■ Short problem
Repeat the records below exactly as they appear.

Stored records
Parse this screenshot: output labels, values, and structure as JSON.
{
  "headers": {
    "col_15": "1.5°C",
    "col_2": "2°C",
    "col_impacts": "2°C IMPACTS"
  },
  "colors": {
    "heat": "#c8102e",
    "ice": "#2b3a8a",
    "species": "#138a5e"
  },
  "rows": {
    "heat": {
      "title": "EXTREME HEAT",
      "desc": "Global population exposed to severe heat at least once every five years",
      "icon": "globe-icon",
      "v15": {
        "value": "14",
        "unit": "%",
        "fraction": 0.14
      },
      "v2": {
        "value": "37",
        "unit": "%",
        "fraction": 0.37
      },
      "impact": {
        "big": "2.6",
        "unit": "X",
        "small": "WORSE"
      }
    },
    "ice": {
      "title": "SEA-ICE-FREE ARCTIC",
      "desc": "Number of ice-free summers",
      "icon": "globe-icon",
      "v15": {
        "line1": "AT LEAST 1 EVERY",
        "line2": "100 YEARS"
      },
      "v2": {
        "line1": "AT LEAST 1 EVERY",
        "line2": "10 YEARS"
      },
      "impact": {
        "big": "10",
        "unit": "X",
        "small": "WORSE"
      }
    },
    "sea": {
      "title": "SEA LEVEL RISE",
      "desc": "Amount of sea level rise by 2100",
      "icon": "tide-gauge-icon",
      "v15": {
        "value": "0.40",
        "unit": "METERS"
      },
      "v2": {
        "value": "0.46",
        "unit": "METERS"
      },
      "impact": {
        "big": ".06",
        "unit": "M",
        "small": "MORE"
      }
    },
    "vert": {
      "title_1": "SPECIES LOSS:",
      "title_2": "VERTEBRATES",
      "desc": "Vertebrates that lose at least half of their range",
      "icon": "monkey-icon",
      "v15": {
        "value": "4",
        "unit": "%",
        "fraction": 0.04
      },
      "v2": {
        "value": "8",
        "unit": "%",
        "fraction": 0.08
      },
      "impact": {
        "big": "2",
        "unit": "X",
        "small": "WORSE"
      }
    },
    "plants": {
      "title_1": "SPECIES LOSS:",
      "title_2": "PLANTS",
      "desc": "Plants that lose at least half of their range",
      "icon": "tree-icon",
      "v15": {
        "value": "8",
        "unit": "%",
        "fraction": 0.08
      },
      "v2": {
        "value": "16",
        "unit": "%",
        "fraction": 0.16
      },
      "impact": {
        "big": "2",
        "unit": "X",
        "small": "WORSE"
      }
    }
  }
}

■ Answer to this task
Parse this screenshot: output labels, values, and structure as JSON.
{
  "headers": {
    "col_15": "1.5°C",
    "col_2": "2°C",
    "col_impacts": "2°C IMPACTS"
  },
  "colors": {
    "heat": "#c8102e",
    "ice": "#2b3a8a",
    "species": "#138a5e"
  },
  "rows": {
    "heat": {
      "title": "EXTREME HEAT",
      "desc": "Global population exposed to severe heat at least once every five years",
      "icon": "globe-icon",
      "v15": {
        "value": "14",
        "unit": "%",
        "fraction": 0.14
      },
      "v2": {
        "value": "37",
        "unit": "%",
        "fraction": 0.37
      },
      "impact": {
        "big": "2.6",
        "unit": "X",
        "small": "WORSE"
      }
    },
    "ice": {
      "title": "SEA-ICE-FREE ARCTIC",
      "desc": "Number of ice-free summers",
      "icon": "globe-icon",
      "v15": {
        "line1": "AT LEAST 1 EVERY",
        "line2": "100 YEARS"
      },
      "v2": {
        "line1": "AT LEAST 1 EVERY",
        "line2": "10 YEARS"
      },
      "impact": {
        "big": "10",
        "unit": "X",
        "small": "WORSE"
      }
    },
    "sea": {
      "title": "SEA LEVEL RISE",
      "desc": "Amount of sea level rise by 2100",
      "icon": "tide-gauge-icon",
      "v15": {
        "value": "0.40",
        "unit": "METERS"
      },
      "v2": {
        "value": "0.46",
        "unit": "METERS"
      },
      "impact": {
        "big": ".06",
        "unit": "M",
        "small": "MORE"
      }
    },
    "vert": {
      "title_1": "SPECIES LOSS:",
      "title_2": "VERTEBRATES",
      "desc": "Vertebrates that lose at least half of their range",
      "icon": "monkey-icon",
      "v15": {
        "value": "4",
        "unit": "%",
        "fraction": 0.04
      },
      "v2": {
        "value": "8",
        "unit": "%",
        "fraction": 0.08
      },
      "impact": {
        "big": "2",
        "unit": "X",
        "small": "WORSE"
      }
    },
    "plants": {
      "title_1": "SPECIES LOSS:",
      "title_2": "PLANTS",
      "desc": "Plants that lose at least half of their range",
      "icon": "tree-icon",
      "v15": {
        "value": "8",
        "unit": "%",
        "fraction": 0.08
      },
      "v2": {
        "value": "16",
        "unit": "%",
        "fraction": 0.16
      },
      "impact": {
        "big": "2",
        "unit": "X",
        "small": "WORSE"
      }
    }
  }
}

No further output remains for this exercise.